- Instruction:
Only the number is wanted: how many lines contain the word "zabudowy"?

- Extracted data:
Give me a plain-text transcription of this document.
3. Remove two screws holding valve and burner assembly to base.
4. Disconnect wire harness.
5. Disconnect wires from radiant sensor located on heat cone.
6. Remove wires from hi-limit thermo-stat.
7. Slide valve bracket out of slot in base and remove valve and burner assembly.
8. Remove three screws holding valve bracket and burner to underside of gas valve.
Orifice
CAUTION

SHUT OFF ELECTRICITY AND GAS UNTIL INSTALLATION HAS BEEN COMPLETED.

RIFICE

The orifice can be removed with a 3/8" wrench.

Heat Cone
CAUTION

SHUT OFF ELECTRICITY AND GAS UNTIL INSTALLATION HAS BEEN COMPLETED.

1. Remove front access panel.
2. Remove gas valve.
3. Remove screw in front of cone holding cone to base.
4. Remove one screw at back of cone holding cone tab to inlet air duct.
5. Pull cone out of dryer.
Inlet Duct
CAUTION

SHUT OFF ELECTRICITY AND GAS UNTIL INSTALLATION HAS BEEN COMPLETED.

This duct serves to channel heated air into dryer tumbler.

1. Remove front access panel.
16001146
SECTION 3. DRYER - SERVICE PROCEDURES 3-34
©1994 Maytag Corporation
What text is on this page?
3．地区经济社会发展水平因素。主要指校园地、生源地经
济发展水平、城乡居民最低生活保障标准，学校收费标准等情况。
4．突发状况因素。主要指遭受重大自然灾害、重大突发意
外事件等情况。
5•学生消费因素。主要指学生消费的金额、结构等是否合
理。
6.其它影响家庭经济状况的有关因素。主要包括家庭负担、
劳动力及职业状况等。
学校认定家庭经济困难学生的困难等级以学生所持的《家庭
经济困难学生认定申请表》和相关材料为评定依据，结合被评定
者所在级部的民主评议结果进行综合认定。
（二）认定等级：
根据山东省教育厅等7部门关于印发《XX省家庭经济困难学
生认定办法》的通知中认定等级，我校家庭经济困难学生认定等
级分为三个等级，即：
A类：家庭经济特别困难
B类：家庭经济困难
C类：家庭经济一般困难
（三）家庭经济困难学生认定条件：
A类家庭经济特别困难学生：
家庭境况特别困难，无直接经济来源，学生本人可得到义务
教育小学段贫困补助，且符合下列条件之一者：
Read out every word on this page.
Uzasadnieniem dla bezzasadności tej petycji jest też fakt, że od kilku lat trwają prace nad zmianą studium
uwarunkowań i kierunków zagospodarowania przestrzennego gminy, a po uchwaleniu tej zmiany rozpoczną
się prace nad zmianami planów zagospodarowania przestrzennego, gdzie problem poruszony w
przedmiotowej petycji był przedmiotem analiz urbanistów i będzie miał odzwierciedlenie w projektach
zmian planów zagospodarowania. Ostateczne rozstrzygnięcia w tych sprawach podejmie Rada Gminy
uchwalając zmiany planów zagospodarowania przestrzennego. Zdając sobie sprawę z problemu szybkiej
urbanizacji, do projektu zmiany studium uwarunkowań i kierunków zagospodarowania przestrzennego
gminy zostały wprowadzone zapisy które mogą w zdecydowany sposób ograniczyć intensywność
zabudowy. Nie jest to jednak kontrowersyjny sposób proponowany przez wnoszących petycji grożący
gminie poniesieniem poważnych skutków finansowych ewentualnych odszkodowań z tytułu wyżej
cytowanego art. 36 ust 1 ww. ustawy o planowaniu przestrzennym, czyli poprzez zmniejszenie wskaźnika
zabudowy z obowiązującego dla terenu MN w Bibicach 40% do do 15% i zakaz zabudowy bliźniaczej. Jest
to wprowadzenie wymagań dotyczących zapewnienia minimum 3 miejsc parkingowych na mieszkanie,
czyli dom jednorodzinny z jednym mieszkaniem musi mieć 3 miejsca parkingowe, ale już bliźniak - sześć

- Answer:
2